▶ [What to work on] Below are some entries; can you quote all of them exactly?

▶ [Excerpted data]
- - - -

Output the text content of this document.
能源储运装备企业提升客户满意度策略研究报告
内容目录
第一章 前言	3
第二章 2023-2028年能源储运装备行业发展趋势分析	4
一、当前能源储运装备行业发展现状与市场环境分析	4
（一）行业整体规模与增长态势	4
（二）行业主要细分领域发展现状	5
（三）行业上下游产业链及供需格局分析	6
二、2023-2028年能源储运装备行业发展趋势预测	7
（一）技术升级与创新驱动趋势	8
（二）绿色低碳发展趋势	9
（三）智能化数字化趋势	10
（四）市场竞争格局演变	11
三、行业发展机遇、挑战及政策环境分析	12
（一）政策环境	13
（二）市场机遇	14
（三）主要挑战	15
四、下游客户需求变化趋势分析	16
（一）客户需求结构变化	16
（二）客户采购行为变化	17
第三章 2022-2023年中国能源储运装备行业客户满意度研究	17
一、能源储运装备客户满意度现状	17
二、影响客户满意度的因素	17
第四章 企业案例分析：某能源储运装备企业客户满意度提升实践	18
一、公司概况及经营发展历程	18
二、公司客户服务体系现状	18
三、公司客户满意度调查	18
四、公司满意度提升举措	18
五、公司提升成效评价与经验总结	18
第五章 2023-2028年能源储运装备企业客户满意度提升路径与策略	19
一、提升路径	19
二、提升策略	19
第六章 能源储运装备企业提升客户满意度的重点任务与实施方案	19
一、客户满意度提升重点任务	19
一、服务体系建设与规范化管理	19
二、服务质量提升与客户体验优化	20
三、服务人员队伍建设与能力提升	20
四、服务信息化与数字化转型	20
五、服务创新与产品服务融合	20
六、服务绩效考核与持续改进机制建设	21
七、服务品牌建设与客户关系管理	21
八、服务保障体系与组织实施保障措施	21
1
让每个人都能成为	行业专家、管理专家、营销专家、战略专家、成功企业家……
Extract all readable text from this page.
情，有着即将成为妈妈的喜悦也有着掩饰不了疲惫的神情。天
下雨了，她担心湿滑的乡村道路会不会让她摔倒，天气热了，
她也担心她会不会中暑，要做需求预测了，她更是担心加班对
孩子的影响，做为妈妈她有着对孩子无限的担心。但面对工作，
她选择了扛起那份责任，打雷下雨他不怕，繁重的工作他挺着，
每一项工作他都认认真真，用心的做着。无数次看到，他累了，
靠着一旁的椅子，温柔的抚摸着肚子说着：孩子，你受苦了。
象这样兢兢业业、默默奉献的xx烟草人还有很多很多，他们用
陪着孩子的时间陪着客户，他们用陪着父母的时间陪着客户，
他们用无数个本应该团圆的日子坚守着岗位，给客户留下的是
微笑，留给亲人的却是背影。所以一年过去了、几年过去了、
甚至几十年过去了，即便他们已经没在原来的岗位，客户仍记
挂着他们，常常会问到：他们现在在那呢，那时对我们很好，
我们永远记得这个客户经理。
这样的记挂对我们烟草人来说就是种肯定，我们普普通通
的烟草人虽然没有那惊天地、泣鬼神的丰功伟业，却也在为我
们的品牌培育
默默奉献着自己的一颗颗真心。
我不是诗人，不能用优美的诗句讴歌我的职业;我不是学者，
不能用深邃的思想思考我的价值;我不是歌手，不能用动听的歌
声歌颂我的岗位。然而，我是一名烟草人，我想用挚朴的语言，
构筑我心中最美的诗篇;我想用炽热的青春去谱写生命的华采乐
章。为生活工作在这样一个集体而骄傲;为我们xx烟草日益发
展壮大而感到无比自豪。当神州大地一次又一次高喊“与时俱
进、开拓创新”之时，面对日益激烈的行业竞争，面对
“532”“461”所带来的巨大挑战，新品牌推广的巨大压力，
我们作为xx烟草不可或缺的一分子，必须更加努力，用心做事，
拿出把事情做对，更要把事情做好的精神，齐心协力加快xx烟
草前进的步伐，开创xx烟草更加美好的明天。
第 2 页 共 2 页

- - - -

▶ [Response to the exercise]
Output the text content of this document.
能源储运装备企业提升客户满意度策略研究报告
内容目录
第一章 前言	3
第二章 2023-2028年能源储运装备行业发展趋势分析	4
一、当前能源储运装备行业发展现状与市场环境分析	4
（一）行业整体规模与增长态势	4
（二）行业主要细分领域发展现状	5
（三）行业上下游产业链及供需格局分析	6
二、2023-2028年能源储运装备行业发展趋势预测	7
（一）技术升级与创新驱动趋势	8
（二）绿色低碳发展趋势	9
（三）智能化数字化趋势	10
（四）市场竞争格局演变	11
三、行业发展机遇、挑战及政策环境分析	12
（一）政策环境	13
（二）市场机遇	14
（三）主要挑战	15
四、下游客户需求变化趋势分析	16
（一）客户需求结构变化	16
（二）客户采购行为变化	17
第三章 2022-2023年中国能源储运装备行业客户满意度研究	17
一、能源储运装备客户满意度现状	17
二、影响客户满意度的因素	17
第四章 企业案例分析：某能源储运装备企业客户满意度提升实践	18
一、公司概况及经营发展历程	18
二、公司客户服务体系现状	18
三、公司客户满意度调查	18
四、公司满意度提升举措	18
五、公司提升成效评价与经验总结	18
第五章 2023-2028年能源储运装备企业客户满意度提升路径与策略	19
一、提升路径	19
二、提升策略	19
第六章 能源储运装备企业提升客户满意度的重点任务与实施方案	19
一、客户满意度提升重点任务	19
一、服务体系建设与规范化管理	19
二、服务质量提升与客户体验优化	20
三、服务人员队伍建设与能力提升	20
四、服务信息化与数字化转型	20
五、服务创新与产品服务融合	20
六、服务绩效考核与持续改进机制建设	21
七、服务品牌建设与客户关系管理	21
八、服务保障体系与组织实施保障措施	21
1
让每个人都能成为	行业专家、管理专家、营销专家、战略专家、成功企业家……
Extract all readable text from this page.
情，有着即将成为妈妈的喜悦也有着掩饰不了疲惫的神情。天
下雨了，她担心湿滑的乡村道路会不会让她摔倒，天气热了，
她也担心她会不会中暑，要做需求预测了，她更是担心加班对
孩子的影响，做为妈妈她有着对孩子无限的担心。但面对工作，
她选择了扛起那份责任，打雷下雨他不怕，繁重的工作他挺着，
每一项工作他都认认真真，用心的做着。无数次看到，他累了，
靠着一旁的椅子，温柔的抚摸着肚子说着：孩子，你受苦了。
象这样兢兢业业、默默奉献的xx烟草人还有很多很多，他们用
陪着孩子的时间陪着客户，他们用陪着父母的时间陪着客户，
他们用无数个本应该团圆的日子坚守着岗位，给客户留下的是
微笑，留给亲人的却是背影。所以一年过去了、几年过去了、
甚至几十年过去了，即便他们已经没在原来的岗位，客户仍记
挂着他们，常常会问到：他们现在在那呢，那时对我们很好，
我们永远记得这个客户经理。
这样的记挂对我们烟草人来说就是种肯定，我们普普通通
的烟草人虽然没有那惊天地、泣鬼神的丰功伟业，却也在为我
们的品牌培育
默默奉献着自己的一颗颗真心。
我不是诗人，不能用优美的诗句讴歌我的职业;我不是学者，
不能用深邃的思想思考我的价值;我不是歌手，不能用动听的歌
声歌颂我的岗位。然而，我是一名烟草人，我想用挚朴的语言，
构筑我心中最美的诗篇;我想用炽热的青春去谱写生命的华采乐
章。为生活工作在这样一个集体而骄傲;为我们xx烟草日益发
展壮大而感到无比自豪。当神州大地一次又一次高喊“与时俱
进、开拓创新”之时，面对日益激烈的行业竞争，面对
“532”“461”所带来的巨大挑战，新品牌推广的巨大压力，
我们作为xx烟草不可或缺的一分子，必须更加努力，用心做事，
拿出把事情做对，更要把事情做好的精神，齐心协力加快xx烟
草前进的步伐，开创xx烟草更加美好的明天。
第 2 页 共 2 页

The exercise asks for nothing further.